#### EXCERPTED DATA
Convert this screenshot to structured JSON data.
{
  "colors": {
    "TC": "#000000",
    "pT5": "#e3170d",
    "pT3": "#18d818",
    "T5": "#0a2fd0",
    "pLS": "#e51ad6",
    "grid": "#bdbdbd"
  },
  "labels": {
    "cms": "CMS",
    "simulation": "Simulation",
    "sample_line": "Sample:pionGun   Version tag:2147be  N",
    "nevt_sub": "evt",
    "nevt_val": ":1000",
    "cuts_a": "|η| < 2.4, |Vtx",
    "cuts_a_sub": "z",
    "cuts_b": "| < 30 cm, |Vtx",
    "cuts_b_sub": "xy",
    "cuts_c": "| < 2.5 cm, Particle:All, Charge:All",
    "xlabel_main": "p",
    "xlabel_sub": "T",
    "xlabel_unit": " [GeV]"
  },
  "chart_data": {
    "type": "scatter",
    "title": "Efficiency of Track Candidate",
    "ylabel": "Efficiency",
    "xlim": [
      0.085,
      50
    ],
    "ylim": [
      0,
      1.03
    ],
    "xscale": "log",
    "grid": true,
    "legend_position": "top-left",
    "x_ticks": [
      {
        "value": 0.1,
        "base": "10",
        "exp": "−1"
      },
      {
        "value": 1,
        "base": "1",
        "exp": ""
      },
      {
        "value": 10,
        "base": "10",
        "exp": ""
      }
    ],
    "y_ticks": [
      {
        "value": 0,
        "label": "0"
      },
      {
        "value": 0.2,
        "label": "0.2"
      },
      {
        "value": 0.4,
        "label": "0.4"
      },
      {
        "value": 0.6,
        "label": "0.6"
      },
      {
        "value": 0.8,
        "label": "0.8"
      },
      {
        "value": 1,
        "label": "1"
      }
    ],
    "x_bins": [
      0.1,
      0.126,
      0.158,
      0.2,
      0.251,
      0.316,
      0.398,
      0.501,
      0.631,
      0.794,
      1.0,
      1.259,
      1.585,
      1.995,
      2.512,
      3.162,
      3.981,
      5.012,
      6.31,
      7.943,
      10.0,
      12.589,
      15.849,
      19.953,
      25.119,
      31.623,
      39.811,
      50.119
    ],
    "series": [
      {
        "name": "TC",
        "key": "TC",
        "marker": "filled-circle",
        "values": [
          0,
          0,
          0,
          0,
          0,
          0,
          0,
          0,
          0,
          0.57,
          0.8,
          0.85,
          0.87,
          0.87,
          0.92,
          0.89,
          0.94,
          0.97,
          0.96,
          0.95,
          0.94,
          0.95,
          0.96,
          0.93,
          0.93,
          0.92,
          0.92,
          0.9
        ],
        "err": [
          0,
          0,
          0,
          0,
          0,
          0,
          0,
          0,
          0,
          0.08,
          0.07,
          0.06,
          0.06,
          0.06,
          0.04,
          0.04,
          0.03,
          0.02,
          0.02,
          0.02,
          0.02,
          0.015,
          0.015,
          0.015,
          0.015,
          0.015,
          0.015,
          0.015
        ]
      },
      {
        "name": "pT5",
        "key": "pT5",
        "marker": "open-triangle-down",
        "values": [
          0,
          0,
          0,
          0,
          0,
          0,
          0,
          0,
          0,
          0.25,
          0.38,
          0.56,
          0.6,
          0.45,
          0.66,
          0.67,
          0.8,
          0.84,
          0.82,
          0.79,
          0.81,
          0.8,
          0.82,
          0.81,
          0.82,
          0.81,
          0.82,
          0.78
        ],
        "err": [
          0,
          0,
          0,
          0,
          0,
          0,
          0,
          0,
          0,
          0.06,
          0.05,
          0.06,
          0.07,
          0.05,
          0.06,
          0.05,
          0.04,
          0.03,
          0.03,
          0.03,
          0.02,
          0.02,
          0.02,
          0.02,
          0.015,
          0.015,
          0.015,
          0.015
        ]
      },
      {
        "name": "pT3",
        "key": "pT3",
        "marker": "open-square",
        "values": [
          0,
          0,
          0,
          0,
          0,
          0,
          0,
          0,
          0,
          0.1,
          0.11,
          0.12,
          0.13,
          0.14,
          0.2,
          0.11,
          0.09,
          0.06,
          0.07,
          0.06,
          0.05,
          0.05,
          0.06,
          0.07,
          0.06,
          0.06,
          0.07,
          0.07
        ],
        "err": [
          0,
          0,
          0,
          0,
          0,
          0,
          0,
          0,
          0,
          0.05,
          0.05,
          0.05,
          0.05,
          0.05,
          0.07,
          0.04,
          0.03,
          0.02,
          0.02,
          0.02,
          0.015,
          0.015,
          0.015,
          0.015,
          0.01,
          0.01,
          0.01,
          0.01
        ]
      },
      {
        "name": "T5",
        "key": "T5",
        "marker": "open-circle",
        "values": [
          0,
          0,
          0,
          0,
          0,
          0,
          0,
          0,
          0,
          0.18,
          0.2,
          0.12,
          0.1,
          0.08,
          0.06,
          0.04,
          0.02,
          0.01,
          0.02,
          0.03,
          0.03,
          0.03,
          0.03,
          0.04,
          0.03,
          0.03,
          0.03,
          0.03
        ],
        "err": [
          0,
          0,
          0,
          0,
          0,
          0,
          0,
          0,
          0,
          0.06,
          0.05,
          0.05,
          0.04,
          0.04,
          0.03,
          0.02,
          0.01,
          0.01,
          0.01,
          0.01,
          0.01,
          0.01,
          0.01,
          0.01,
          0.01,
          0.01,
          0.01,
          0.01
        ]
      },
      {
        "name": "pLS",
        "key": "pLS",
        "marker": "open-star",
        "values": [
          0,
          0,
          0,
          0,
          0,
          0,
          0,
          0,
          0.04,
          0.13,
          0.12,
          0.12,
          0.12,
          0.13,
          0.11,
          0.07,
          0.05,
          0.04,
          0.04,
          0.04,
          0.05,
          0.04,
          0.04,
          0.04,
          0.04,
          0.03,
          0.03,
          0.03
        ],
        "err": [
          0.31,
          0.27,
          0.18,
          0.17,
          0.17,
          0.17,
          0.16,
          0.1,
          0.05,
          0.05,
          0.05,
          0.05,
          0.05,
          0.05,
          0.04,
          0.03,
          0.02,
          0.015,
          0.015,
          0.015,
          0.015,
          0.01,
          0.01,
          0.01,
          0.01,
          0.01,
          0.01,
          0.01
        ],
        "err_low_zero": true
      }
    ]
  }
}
########
#### WORK TO COMPLETE
Using the data above, reproduce every line exactly.

#### FINAL RESULT
Convert this screenshot to structured JSON data.
{
  "colors": {
    "TC": "#000000",
    "pT5": "#e3170d",
    "pT3": "#18d818",
    "T5": "#0a2fd0",
    "pLS": "#e51ad6",
    "grid": "#bdbdbd"
  },
  "labels": {
    "cms": "CMS",
    "simulation": "Simulation",
    "sample_line": "Sample:pionGun   Version tag:2147be  N",
    "nevt_sub": "evt",
    "nevt_val": ":1000",
    "cuts_a": "|η| < 2.4, |Vtx",
    "cuts_a_sub": "z",
    "cuts_b": "| < 30 cm, |Vtx",
    "cuts_b_sub": "xy",
    "cuts_c": "| < 2.5 cm, Particle:All, Charge:All",
    "xlabel_main": "p",
    "xlabel_sub": "T",
    "xlabel_unit": " [GeV]"
  },
  "chart_data": {
    "type": "scatter",
    "title": "Efficiency of Track Candidate",
    "ylabel": "Efficiency",
    "xlim": [
      0.085,
      50
    ],
    "ylim": [
      0,
      1.03
    ],
    "xscale": "log",
    "grid": true,
    "legend_position": "top-left",
    "x_ticks": [
      {
        "value": 0.1,
        "base": "10",
        "exp": "−1"
      },
      {
        "value": 1,
        "base": "1",
        "exp": ""
      },
      {
        "value": 10,
        "base": "10",
        "exp": ""
      }
    ],
    "y_ticks": [
      {
        "value": 0,
        "label": "0"
      },
      {
        "value": 0.2,
        "label": "0.2"
      },
      {
        "value": 0.4,
        "label": "0.4"
      },
      {
        "value": 0.6,
        "label": "0.6"
      },
      {
        "value": 0.8,
        "label": "0.8"
      },
      {
        "value": 1,
        "label": "1"
      }
    ],
    "x_bins": [
      0.1,
      0.126,
      0.158,
      0.2,
      0.251,
      0.316,
      0.398,
      0.501,
      0.631,
      0.794,
      1.0,
      1.259,
      1.585,
      1.995,
      2.512,
      3.162,
      3.981,
      5.012,
      6.31,
      7.943,
      10.0,
      12.589,
      15.849,
      19.953,
      25.119,
      31.623,
      39.811,
      50.119
    ],
    "series": [
      {
        "name": "TC",
        "key": "TC",
        "marker": "filled-circle",
        "values": [
          0,
          0,
          0,
          0,
          0,
          0,
          0,
          0,
          0,
          0.57,
          0.8,
          0.85,
          0.87,
          0.87,
          0.92,
          0.89,
          0.94,
          0.97,
          0.96,
          0.95,
          0.94,
          0.95,
          0.96,
          0.93,
          0.93,
          0.92,
          0.92,
          0.9
        ],
        "err": [
          0,
          0,
          0,
          0,
          0,
          0,
          0,
          0,
          0,
          0.08,
          0.07,
          0.06,
          0.06,
          0.06,
          0.04,
          0.04,
          0.03,
          0.02,
          0.02,
          0.02,
          0.02,
          0.015,
          0.015,
          0.015,
          0.015,
          0.015,
          0.015,
          0.015
        ]
      },
      {
        "name": "pT5",
        "key": "pT5",
        "marker": "open-triangle-down",
        "values": [
          0,
          0,
          0,
          0,
          0,
          0,
          0,
          0,
          0,
          0.25,
          0.38,
          0.56,
          0.6,
          0.45,
          0.66,
          0.67,
          0.8,
          0.84,
          0.82,
          0.79,
          0.81,
          0.8,
          0.82,
          0.81,
          0.82,
          0.81,
          0.82,
          0.78
        ],
        "err": [
          0,
          0,
          0,
          0,
          0,
          0,
          0,
          0,
          0,
          0.06,
          0.05,
          0.06,
          0.07,
          0.05,
          0.06,
          0.05,
          0.04,
          0.03,
          0.03,
          0.03,
          0.02,
          0.02,
          0.02,
          0.02,
          0.015,
          0.015,
          0.015,
          0.015
        ]
      },
      {
        "name": "pT3",
        "key": "pT3",
        "marker": "open-square",
        "values": [
          0,
          0,
          0,
          0,
          0,
          0,
          0,
          0,
          0,
          0.1,
          0.11,
          0.12,
          0.13,
          0.14,
          0.2,
          0.11,
          0.09,
          0.06,
          0.07,
          0.06,
          0.05,
          0.05,
          0.06,
          0.07,
          0.06,
          0.06,
          0.07,
          0.07
        ],
        "err": [
          0,
          0,
          0,
          0,
          0,
          0,
          0,
          0,
          0,
          0.05,
          0.05,
          0.05,
          0.05,
          0.05,
          0.07,
          0.04,
          0.03,
          0.02,
          0.02,
          0.02,
          0.015,
          0.015,
          0.015,
          0.015,
          0.01,
          0.01,
          0.01,
          0.01
        ]
      },
      {
        "name": "T5",
        "key": "T5",
        "marker": "open-circle",
        "values": [
          0,
          0,
          0,
          0,
          0,
          0,
          0,
          0,
          0,
          0.18,
          0.2,
          0.12,
          0.1,
          0.08,
          0.06,
          0.04,
          0.02,
          0.01,
          0.02,
          0.03,
          0.03,
          0.03,
          0.03,
          0.04,
          0.03,
          0.03,
          0.03,
          0.03
        ],
        "err": [
          0,
          0,
          0,
          0,
          0,
          0,
          0,
          0,
          0,
          0.06,
          0.05,
          0.05,
          0.04,
          0.04,
          0.03,
          0.02,
          0.01,
          0.01,
          0.01,
          0.01,
          0.01,
          0.01,
          0.01,
          0.01,
          0.01,
          0.01,
          0.01,
          0.01
        ]
      },
      {
        "name": "pLS",
        "key": "pLS",
        "marker": "open-star",
        "values": [
          0,
          0,
          0,
          0,
          0,
          0,
          0,
          0,
          0.04,
          0.13,
          0.12,
          0.12,
          0.12,
          0.13,
          0.11,
          0.07,
          0.05,
          0.04,
          0.04,
          0.04,
          0.05,
          0.04,
          0.04,
          0.04,
          0.04,
          0.03,
          0.03,
          0.03
        ],
        "err": [
          0.31,
          0.27,
          0.18,
          0.17,
          0.17,
          0.17,
          0.16,
          0.1,
          0.05,
          0.05,
          0.05,
          0.05,
          0.05,
          0.05,
          0.04,
          0.03,
          0.02,
          0.015,
          0.015,
          0.015,
          0.015,
          0.01,
          0.01,
          0.01,
          0.01,
          0.01,
          0.01,
          0.01
        ],
        "err_low_zero": true
      }
    ]
  }
}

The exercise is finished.